Exercise instructions → Would you transcribe all of the data exactly, down to the last character?

Exercise data →

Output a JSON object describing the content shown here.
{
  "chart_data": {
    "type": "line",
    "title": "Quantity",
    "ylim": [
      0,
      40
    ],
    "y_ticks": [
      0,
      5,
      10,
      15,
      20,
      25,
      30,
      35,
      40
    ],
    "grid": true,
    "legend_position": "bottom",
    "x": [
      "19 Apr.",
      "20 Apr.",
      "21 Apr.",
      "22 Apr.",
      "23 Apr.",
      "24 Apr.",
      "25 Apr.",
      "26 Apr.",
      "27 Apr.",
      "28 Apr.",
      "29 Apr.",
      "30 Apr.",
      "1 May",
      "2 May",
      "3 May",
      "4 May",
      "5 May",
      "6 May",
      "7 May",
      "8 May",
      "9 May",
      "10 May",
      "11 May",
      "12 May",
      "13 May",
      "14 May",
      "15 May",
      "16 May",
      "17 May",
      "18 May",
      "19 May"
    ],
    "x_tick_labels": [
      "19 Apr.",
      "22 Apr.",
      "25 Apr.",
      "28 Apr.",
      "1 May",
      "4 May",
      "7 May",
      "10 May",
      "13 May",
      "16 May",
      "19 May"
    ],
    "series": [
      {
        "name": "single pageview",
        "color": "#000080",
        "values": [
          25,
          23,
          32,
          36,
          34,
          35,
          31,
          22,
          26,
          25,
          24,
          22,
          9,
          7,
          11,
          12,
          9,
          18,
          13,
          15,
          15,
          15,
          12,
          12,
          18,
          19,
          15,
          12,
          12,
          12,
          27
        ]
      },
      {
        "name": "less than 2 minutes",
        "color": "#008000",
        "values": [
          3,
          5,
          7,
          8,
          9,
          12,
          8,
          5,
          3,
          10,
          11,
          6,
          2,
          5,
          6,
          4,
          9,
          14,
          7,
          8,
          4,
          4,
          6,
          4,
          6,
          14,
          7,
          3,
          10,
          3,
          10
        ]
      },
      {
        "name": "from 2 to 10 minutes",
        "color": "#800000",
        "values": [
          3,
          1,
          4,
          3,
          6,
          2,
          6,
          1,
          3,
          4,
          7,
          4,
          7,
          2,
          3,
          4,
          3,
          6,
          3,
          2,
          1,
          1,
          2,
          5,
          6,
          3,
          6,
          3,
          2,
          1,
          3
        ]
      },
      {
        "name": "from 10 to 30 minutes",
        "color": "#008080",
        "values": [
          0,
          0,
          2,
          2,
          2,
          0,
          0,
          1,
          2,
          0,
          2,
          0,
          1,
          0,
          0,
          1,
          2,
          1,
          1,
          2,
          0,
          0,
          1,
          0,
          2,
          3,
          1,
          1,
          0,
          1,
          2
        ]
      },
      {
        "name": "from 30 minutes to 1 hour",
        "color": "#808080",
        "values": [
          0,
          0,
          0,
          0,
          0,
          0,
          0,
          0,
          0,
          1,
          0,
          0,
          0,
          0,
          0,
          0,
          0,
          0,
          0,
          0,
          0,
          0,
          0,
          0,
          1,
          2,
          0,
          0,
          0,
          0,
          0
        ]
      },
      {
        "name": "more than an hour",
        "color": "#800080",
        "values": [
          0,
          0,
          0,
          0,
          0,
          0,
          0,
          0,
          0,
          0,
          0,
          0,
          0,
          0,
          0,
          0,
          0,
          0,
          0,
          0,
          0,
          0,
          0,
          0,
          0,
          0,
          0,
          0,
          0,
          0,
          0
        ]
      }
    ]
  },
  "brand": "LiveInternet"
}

Expected answer →
Output a JSON object describing the content shown here.
{
  "chart_data": {
    "type": "line",
    "title": "Quantity",
    "ylim": [
      0,
      40
    ],
    "y_ticks": [
      0,
      5,
      10,
      15,
      20,
      25,
      30,
      35,
      40
    ],
    "grid": true,
    "legend_position": "bottom",
    "x": [
      "19 Apr.",
      "20 Apr.",
      "21 Apr.",
      "22 Apr.",
      "23 Apr.",
      "24 Apr.",
      "25 Apr.",
      "26 Apr.",
      "27 Apr.",
      "28 Apr.",
      "29 Apr.",
      "30 Apr.",
      "1 May",
      "2 May",
      "3 May",
      "4 May",
      "5 May",
      "6 May",
      "7 May",
      "8 May",
      "9 May",
      "10 May",
      "11 May",
      "12 May",
      "13 May",
      "14 May",
      "15 May",
      "16 May",
      "17 May",
      "18 May",
      "19 May"
    ],
    "x_tick_labels": [
      "19 Apr.",
      "22 Apr.",
      "25 Apr.",
      "28 Apr.",
      "1 May",
      "4 May",
      "7 May",
      "10 May",
      "13 May",
      "16 May",
      "19 May"
    ],
    "series": [
      {
        "name": "single pageview",
        "color": "#000080",
        "values": [
          25,
          23,
          32,
          36,
          34,
          35,
          31,
          22,
          26,
          25,
          24,
          22,
          9,
          7,
          11,
          12,
          9,
          18,
          13,
          15,
          15,
          15,
          12,
          12,
          18,
          19,
          15,
          12,
          12,
          12,
          27
        ]
      },
      {
        "name": "less than 2 minutes",
        "color": "#008000",
        "values": [
          3,
          5,
          7,
          8,
          9,
          12,
          8,
          5,
          3,
          10,
          11,
          6,
          2,
          5,
          6,
          4,
          9,
          14,
          7,
          8,
          4,
          4,
          6,
          4,
          6,
          14,
          7,
          3,
          10,
          3,
          10
        ]
      },
      {
        "name": "from 2 to 10 minutes",
        "color": "#800000",
        "values": [
          3,
          1,
          4,
          3,
          6,
          2,
          6,
          1,
          3,
          4,
          7,
          4,
          7,
          2,
          3,
          4,
          3,
          6,
          3,
          2,
          1,
          1,
          2,
          5,
          6,
          3,
          6,
          3,
          2,
          1,
          3
        ]
      },
      {
        "name": "from 10 to 30 minutes",
        "color": "#008080",
        "values": [
          0,
          0,
          2,
          2,
          2,
          0,
          0,
          1,
          2,
          0,
          2,
          0,
          1,
          0,
          0,
          1,
          2,
          1,
          1,
          2,
          0,
          0,
          1,
          0,
          2,
          3,
          1,
          1,
          0,
          1,
          2
        ]
      },
      {
        "name": "from 30 minutes to 1 hour",
        "color": "#808080",
        "values": [
          0,
          0,
          0,
          0,
          0,
          0,
          0,
          0,
          0,
          1,
          0,
          0,
          0,
          0,
          0,
          0,
          0,
          0,
          0,
          0,
          0,
          0,
          0,
          0,
          1,
          2,
          0,
          0,
          0,
          0,
          0
        ]
      },
      {
        "name": "more than an hour",
        "color": "#800080",
        "values": [
          0,
          0,
          0,
          0,
          0,
          0,
          0,
          0,
          0,
          0,
          0,
          0,
          0,
          0,
          0,
          0,
          0,
          0,
          0,
          0,
          0,
          0,
          0,
          0,
          0,
          0,
          0,
          0,
          0,
          0,
          0
        ]
      }
    ]
  },
  "brand": "LiveInternet"
}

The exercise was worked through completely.